WORK INSTRUCTIONS: Copy every entry precisely.

(Stored dataset items)
##########

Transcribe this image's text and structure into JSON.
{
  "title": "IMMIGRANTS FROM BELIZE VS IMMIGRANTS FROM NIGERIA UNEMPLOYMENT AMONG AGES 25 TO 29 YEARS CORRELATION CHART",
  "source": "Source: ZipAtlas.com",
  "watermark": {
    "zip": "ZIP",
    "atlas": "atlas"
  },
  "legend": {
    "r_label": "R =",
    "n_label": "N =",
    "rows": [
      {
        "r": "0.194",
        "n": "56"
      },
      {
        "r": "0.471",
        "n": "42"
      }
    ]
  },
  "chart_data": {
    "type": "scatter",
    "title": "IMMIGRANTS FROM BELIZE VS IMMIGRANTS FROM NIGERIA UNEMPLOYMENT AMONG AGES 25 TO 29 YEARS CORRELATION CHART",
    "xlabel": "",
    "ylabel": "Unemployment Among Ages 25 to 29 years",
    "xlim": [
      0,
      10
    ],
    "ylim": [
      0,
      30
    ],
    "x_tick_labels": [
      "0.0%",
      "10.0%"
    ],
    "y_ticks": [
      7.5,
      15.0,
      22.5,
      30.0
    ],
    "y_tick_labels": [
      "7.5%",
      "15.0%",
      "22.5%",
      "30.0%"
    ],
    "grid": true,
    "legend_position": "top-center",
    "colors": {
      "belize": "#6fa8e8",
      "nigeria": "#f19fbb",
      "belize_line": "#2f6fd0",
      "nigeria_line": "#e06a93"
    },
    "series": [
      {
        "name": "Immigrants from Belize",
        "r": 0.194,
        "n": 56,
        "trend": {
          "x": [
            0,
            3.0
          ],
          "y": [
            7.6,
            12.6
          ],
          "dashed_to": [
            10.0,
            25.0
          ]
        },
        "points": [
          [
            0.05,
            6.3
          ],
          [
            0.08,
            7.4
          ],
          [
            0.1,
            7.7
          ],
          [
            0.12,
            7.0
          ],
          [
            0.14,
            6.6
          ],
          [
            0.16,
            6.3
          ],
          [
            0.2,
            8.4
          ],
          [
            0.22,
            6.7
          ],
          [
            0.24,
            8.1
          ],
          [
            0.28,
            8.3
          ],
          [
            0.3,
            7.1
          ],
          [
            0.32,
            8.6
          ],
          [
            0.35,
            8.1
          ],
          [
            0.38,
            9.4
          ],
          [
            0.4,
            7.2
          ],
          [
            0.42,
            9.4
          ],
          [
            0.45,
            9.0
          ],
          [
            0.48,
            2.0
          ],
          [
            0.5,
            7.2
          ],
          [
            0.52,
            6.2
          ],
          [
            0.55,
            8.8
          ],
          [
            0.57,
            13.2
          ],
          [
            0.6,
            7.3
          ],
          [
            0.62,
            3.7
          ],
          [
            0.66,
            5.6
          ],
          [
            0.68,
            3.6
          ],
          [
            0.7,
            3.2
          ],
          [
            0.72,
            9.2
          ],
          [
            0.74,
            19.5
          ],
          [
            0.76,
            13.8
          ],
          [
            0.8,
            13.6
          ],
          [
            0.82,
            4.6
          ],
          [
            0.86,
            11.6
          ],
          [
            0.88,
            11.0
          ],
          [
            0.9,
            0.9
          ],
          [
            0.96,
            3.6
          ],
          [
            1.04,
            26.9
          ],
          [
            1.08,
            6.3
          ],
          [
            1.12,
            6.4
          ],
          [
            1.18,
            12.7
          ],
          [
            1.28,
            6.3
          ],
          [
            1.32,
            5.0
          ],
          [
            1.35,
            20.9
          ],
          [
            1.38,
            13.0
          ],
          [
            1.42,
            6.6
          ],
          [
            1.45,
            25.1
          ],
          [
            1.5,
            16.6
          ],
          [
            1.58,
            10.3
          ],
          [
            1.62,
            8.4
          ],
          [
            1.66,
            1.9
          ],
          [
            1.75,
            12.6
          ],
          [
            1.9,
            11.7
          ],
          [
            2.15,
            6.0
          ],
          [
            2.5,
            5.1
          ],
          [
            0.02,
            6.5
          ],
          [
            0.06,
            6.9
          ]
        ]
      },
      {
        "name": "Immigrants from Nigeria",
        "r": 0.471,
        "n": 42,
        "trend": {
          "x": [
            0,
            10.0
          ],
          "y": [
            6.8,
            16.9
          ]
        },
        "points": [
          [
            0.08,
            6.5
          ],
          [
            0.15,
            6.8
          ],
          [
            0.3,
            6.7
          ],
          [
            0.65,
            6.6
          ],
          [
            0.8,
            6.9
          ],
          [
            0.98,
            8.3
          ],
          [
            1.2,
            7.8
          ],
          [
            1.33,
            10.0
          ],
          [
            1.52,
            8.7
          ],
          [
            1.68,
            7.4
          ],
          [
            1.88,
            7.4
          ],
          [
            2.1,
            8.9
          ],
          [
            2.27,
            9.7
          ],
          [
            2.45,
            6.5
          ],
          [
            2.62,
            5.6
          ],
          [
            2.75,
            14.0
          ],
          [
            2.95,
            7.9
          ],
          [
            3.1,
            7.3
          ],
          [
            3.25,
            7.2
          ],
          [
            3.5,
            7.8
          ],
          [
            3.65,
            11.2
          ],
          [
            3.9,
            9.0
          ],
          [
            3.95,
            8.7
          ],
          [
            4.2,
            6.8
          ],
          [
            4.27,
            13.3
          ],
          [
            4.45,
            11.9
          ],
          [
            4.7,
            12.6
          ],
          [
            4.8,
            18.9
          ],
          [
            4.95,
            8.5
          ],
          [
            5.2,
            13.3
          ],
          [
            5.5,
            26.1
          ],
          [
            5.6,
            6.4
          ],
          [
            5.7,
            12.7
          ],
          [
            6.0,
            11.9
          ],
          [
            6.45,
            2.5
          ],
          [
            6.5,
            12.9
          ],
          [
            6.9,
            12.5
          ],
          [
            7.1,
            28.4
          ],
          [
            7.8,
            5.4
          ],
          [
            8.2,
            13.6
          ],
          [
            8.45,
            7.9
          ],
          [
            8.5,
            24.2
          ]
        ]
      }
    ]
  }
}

##########

THE SOLUTION:
Transcribe this image's text and structure into JSON.
{
  "title": "IMMIGRANTS FROM BELIZE VS IMMIGRANTS FROM NIGERIA UNEMPLOYMENT AMONG AGES 25 TO 29 YEARS CORRELATION CHART",
  "source": "Source: ZipAtlas.com",
  "watermark": {
    "zip": "ZIP",
    "atlas": "atlas"
  },
  "legend": {
    "r_label": "R =",
    "n_label": "N =",
    "rows": [
      {
        "r": "0.194",
        "n": "56"
      },
      {
        "r": "0.471",
        "n": "42"
      }
    ]
  },
  "chart_data": {
    "type": "scatter",
    "title": "IMMIGRANTS FROM BELIZE VS IMMIGRANTS FROM NIGERIA UNEMPLOYMENT AMONG AGES 25 TO 29 YEARS CORRELATION CHART",
    "xlabel": "",
    "ylabel": "Unemployment Among Ages 25 to 29 years",
    "xlim": [
      0,
      10
    ],
    "ylim": [
      0,
      30
    ],
    "x_tick_labels": [
      "0.0%",
      "10.0%"
    ],
    "y_ticks": [
      7.5,
      15.0,
      22.5,
      30.0
    ],
    "y_tick_labels": [
      "7.5%",
      "15.0%",
      "22.5%",
      "30.0%"
    ],
    "grid": true,
    "legend_position": "top-center",
    "colors": {
      "belize": "#6fa8e8",
      "nigeria": "#f19fbb",
      "belize_line": "#2f6fd0",
      "nigeria_line": "#e06a93"
    },
    "series": [
      {
        "name": "Immigrants from Belize",
        "r": 0.194,
        "n": 56,
        "trend": {
          "x": [
            0,
            3.0
          ],
          "y": [
            7.6,
            12.6
          ],
          "dashed_to": [
            10.0,
            25.0
          ]
        },
        "points": [
          [
            0.05,
            6.3
          ],
          [
            0.08,
            7.4
          ],
          [
            0.1,
            7.7
          ],
          [
            0.12,
            7.0
          ],
          [
            0.14,
            6.6
          ],
          [
            0.16,
            6.3
          ],
          [
            0.2,
            8.4
          ],
          [
            0.22,
            6.7
          ],
          [
            0.24,
            8.1
          ],
          [
            0.28,
            8.3
          ],
          [
            0.3,
            7.1
          ],
          [
            0.32,
            8.6
          ],
          [
            0.35,
            8.1
          ],
          [
            0.38,
            9.4
          ],
          [
            0.4,
            7.2
          ],
          [
            0.42,
            9.4
          ],
          [
            0.45,
            9.0
          ],
          [
            0.48,
            2.0
          ],
          [
            0.5,
            7.2
          ],
          [
            0.52,
            6.2
          ],
          [
            0.55,
            8.8
          ],
          [
            0.57,
            13.2
          ],
          [
            0.6,
            7.3
          ],
          [
            0.62,
            3.7
          ],
          [
            0.66,
            5.6
          ],
          [
            0.68,
            3.6
          ],
          [
            0.7,
            3.2
          ],
          [
            0.72,
            9.2
          ],
          [
            0.74,
            19.5
          ],
          [
            0.76,
            13.8
          ],
          [
            0.8,
            13.6
          ],
          [
            0.82,
            4.6
          ],
          [
            0.86,
            11.6
          ],
          [
            0.88,
            11.0
          ],
          [
            0.9,
            0.9
          ],
          [
            0.96,
            3.6
          ],
          [
            1.04,
            26.9
          ],
          [
            1.08,
            6.3
          ],
          [
            1.12,
            6.4
          ],
          [
            1.18,
            12.7
          ],
          [
            1.28,
            6.3
          ],
          [
            1.32,
            5.0
          ],
          [
            1.35,
            20.9
          ],
          [
            1.38,
            13.0
          ],
          [
            1.42,
            6.6
          ],
          [
            1.45,
            25.1
          ],
          [
            1.5,
            16.6
          ],
          [
            1.58,
            10.3
          ],
          [
            1.62,
            8.4
          ],
          [
            1.66,
            1.9
          ],
          [
            1.75,
            12.6
          ],
          [
            1.9,
            11.7
          ],
          [
            2.15,
            6.0
          ],
          [
            2.5,
            5.1
          ],
          [
            0.02,
            6.5
          ],
          [
            0.06,
            6.9
          ]
        ]
      },
      {
        "name": "Immigrants from Nigeria",
        "r": 0.471,
        "n": 42,
        "trend": {
          "x": [
            0,
            10.0
          ],
          "y": [
            6.8,
            16.9
          ]
        },
        "points": [
          [
            0.08,
            6.5
          ],
          [
            0.15,
            6.8
          ],
          [
            0.3,
            6.7
          ],
          [
            0.65,
            6.6
          ],
          [
            0.8,
            6.9
          ],
          [
            0.98,
            8.3
          ],
          [
            1.2,
            7.8
          ],
          [
            1.33,
            10.0
          ],
          [
            1.52,
            8.7
          ],
          [
            1.68,
            7.4
          ],
          [
            1.88,
            7.4
          ],
          [
            2.1,
            8.9
          ],
          [
            2.27,
            9.7
          ],
          [
            2.45,
            6.5
          ],
          [
            2.62,
            5.6
          ],
          [
            2.75,
            14.0
          ],
          [
            2.95,
            7.9
          ],
          [
            3.1,
            7.3
          ],
          [
            3.25,
            7.2
          ],
          [
            3.5,
            7.8
          ],
          [
            3.65,
            11.2
          ],
          [
            3.9,
            9.0
          ],
          [
            3.95,
            8.7
          ],
          [
            4.2,
            6.8
          ],
          [
            4.27,
            13.3
          ],
          [
            4.45,
            11.9
          ],
          [
            4.7,
            12.6
          ],
          [
            4.8,
            18.9
          ],
          [
            4.95,
            8.5
          ],
          [
            5.2,
            13.3
          ],
          [
            5.5,
            26.1
          ],
          [
            5.6,
            6.4
          ],
          [
            5.7,
            12.7
          ],
          [
            6.0,
            11.9
          ],
          [
            6.45,
            2.5
          ],
          [
            6.5,
            12.9
          ],
          [
            6.9,
            12.5
          ],
          [
            7.1,
            28.4
          ],
          [
            7.8,
            5.4
          ],
          [
            8.2,
            13.6
          ],
          [
            8.45,
            7.9
          ],
          [
            8.5,
            24.2
          ]
        ]
      }
    ]
  }
}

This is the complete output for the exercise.